(Data listing)
------------------------------------------------------------------------

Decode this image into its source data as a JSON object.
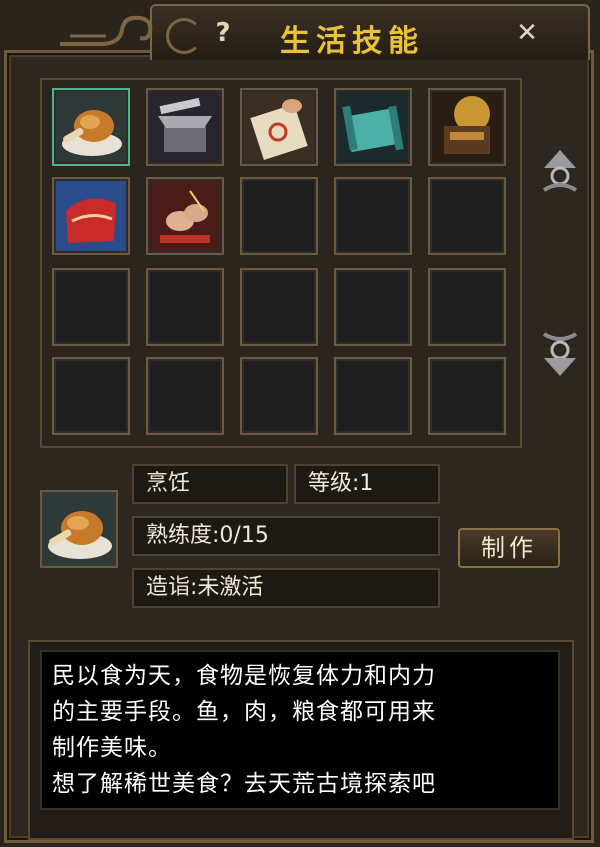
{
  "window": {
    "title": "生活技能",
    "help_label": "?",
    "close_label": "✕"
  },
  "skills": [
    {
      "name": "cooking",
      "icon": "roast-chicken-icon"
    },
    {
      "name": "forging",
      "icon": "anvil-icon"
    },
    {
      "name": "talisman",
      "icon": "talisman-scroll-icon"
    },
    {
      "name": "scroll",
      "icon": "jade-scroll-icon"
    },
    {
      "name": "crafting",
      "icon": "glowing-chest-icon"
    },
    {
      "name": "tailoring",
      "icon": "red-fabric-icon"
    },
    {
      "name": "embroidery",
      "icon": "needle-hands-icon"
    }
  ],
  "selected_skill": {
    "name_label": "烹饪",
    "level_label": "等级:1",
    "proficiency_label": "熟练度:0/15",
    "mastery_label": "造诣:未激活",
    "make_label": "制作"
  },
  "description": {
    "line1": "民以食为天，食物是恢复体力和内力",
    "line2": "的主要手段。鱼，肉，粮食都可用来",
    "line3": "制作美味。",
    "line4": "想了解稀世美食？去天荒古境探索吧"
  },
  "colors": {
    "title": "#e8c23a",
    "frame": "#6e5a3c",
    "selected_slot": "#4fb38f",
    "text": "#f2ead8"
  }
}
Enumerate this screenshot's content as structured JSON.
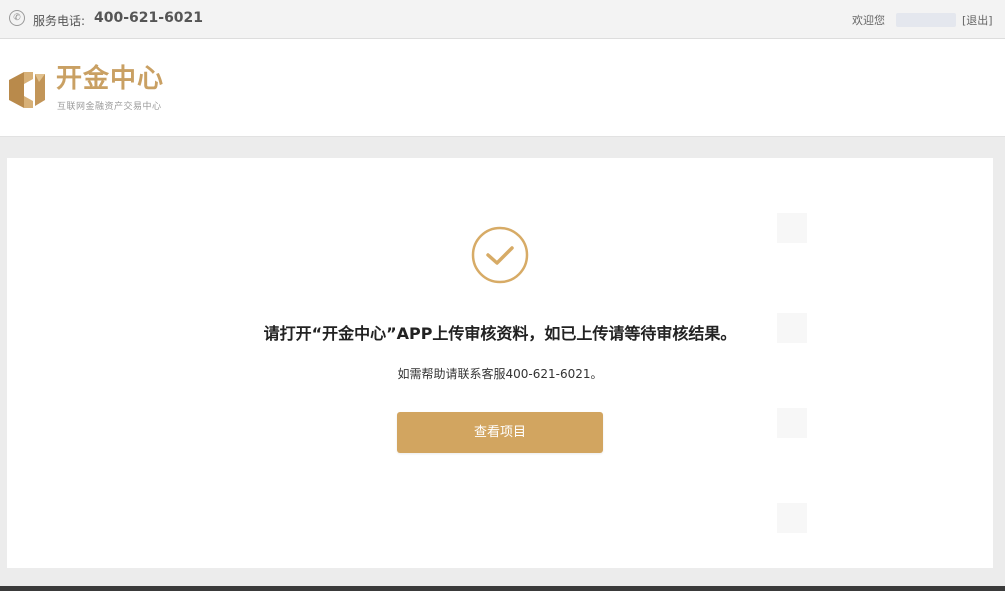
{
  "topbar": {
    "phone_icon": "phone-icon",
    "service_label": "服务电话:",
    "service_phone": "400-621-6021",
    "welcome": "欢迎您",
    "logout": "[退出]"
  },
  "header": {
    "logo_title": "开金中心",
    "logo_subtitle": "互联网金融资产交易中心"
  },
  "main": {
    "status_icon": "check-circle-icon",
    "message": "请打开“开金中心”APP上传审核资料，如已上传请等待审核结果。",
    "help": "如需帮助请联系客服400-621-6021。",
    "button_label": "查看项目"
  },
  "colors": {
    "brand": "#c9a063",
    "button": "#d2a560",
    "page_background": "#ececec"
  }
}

------------------------------------------------------------------------

What the task requires =>
Find the word "icon" in the records and pull out each line that has it.

Correct result =>
      "icon": "roast-chicken-icon"
      "icon": "anvil-icon"
      "icon": "talisman-scroll-icon"
      "icon": "jade-scroll-icon"
      "icon": "glowing-chest-icon"
      "icon": "red-fabric-icon"
      "icon": "needle-hands-icon"
    "phone_icon": "phone-icon",
    "status_icon": "check-circle-icon",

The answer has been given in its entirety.